** Begin Record excerpts **

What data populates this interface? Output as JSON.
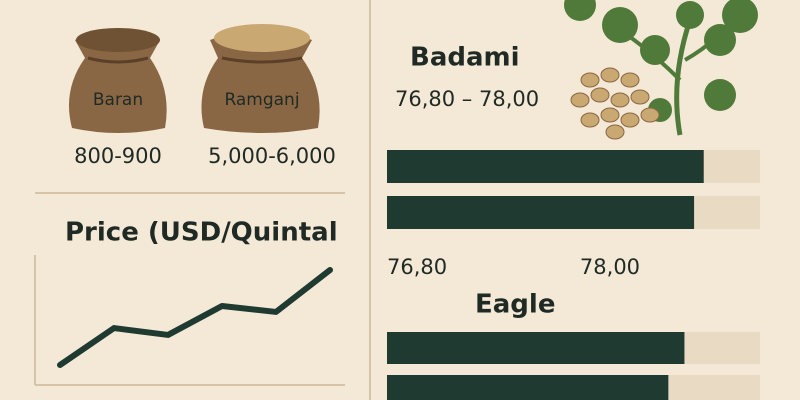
{
  "sacks": [
    {
      "label": "Baran",
      "price": "800-900"
    },
    {
      "label": "Ramganj",
      "price": "5,000-6,000"
    }
  ],
  "chart_data": [
    {
      "type": "line",
      "title": "Price (USD/Quintal",
      "categories": [
        null,
        null,
        null,
        null,
        null,
        null
      ],
      "values": [
        15.4,
        43.8,
        38.5,
        60.8,
        56.2,
        88.5
      ],
      "ylim": [
        0,
        100
      ],
      "color": "#1f3a30"
    },
    {
      "type": "hbar",
      "title": "Badami",
      "subtitle": "76,80 – 78,00",
      "values": [
        78.77,
        78.71
      ],
      "xlim": [
        76.8,
        79.12
      ],
      "xticks": [
        {
          "value": 76.8,
          "label": "76,80"
        },
        {
          "value": 78,
          "label": "78,00"
        }
      ],
      "color": "#1f3a30",
      "track_color": "#e9dbc3"
    },
    {
      "type": "hbar",
      "title": "Eagle",
      "values": [
        78.65,
        78.55
      ],
      "xlim": [
        76.8,
        79.12
      ],
      "color": "#1f3a30",
      "track_color": "#e9dbc3"
    }
  ]
}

** End Record excerpts **

- Work instructions -
Write out the whole listing exactly, and drop the pictures.

- Task response -
What data populates this interface? Output as JSON.
{
  "sacks": [
    {
      "label": "Baran",
      "price": "800-900"
    },
    {
      "label": "Ramganj",
      "price": "5,000-6,000"
    }
  ],
  "chart_data": [
    {
      "type": "line",
      "title": "Price (USD/Quintal",
      "categories": [
        null,
        null,
        null,
        null,
        null,
        null
      ],
      "values": [
        15.4,
        43.8,
        38.5,
        60.8,
        56.2,
        88.5
      ],
      "ylim": [
        0,
        100
      ],
      "color": "#1f3a30"
    },
    {
      "type": "hbar",
      "title": "Badami",
      "subtitle": "76,80 – 78,00",
      "values": [
        78.77,
        78.71
      ],
      "xlim": [
        76.8,
        79.12
      ],
      "xticks": [
        {
          "value": 76.8,
          "label": "76,80"
        },
        {
          "value": 78,
          "label": "78,00"
        }
      ],
      "color": "#1f3a30",
      "track_color": "#e9dbc3"
    },
    {
      "type": "hbar",
      "title": "Eagle",
      "values": [
        78.65,
        78.55
      ],
      "xlim": [
        76.8,
        79.12
      ],
      "color": "#1f3a30",
      "track_color": "#e9dbc3"
    }
  ]
}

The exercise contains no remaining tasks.